Penggalan Teks:
● ● ●
JawaPos.com - Pernahkah Anda merasa lelah berkepanjangan, mengalami nyeri sendi, hingga sering kram otot tanpa penyebab yang jelas? Jangan sepelekan tanda-tanda tersebut.
Data medis dari The Archives of Internal Medicine mengungkapkan fakta mengejutkan bahwa sekitar 75 persen masyarakat dunia, atau 3 dari 4 orang mengalami kekurangan Vitamin D tanpa mereka sadari.
Padahal, nutrisi yang kerap diabaikan ini memiliki peran vital sebagai pelindung utama tubuh dari bahaya penyakit kronis seperti jantung, diabetes, hingga kanker. Mengingat sebagian besar makanan harian tidak mengandung zat ini dalam jumlah memadai, defisit Vitamin D menjadi ancaman kesehatan global yang nyata.
● ● ●
Bahan yang Disediakan:
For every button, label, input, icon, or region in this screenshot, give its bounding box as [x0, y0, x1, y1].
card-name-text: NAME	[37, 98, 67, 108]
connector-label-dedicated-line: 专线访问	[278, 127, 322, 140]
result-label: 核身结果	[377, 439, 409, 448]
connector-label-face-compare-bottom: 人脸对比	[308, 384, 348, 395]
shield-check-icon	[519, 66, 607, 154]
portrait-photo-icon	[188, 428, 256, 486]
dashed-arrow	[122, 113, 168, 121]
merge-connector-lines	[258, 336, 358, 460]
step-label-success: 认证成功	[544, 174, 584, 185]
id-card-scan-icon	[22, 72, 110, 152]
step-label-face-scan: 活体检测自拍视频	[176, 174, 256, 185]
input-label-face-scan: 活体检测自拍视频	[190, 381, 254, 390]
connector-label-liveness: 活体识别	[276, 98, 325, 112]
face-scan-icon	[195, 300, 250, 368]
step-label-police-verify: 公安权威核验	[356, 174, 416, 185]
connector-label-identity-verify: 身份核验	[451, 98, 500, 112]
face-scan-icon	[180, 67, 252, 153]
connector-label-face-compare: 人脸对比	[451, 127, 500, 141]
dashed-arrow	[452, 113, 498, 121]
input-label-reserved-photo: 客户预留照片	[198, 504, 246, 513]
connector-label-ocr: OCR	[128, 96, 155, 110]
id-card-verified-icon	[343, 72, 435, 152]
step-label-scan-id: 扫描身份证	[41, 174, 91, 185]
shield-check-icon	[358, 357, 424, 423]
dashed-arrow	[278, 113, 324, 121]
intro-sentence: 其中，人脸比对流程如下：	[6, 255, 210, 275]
● ● ●
Soal dan Latihan:
1. Jawablah pertanyaan berikut berdasarkan teks tentang kekurangan Vitamin D.
(a) Dari sumber apa data medis dalam teks itu berasal?
(b) Berapa banyak masyarakat dunia yang mengalami kekurangan Vitamin D tanpa menyadarinya?
(c) Penyakit kronis apa saja yang disebut dalam teks itu?
2. Kutiplah dengan tepat bagian teks tentang Vitamin D yang diawali kata-kata "JawaPos.com - Pernahkah" dan berhenti setelah kata-kata "global yang nyata.".

Jawaban Bernomor:
1.
(a) The Archives of Internal Medicine.
(b) Sekitar 75 persen, atau 3 dari 4 orang.
(c) Jantung, diabetes, hingga kanker.

2.
JawaPos.com - Pernahkah Anda merasa lelah berkepanjangan, mengalami nyeri sendi, hingga sering kram otot tanpa penyebab yang jelas? Jangan sepelekan tanda-tanda tersebut.
Data medis dari The Archives of Internal Medicine mengungkapkan fakta mengejutkan bahwa sekitar 75 persen masyarakat dunia, atau 3 dari 4 orang mengalami kekurangan Vitamin D tanpa mereka sadari.
Padahal, nutrisi yang kerap diabaikan ini memiliki peran vital sebagai pelindung utama tubuh dari bahaya penyakit kronis seperti jantung, diabetes, hingga kanker. Mengingat sebagian besar makanan harian tidak mengandung zat ini dalam jumlah memadai, defisit Vitamin D menjadi ancaman kesehatan global yang nyata.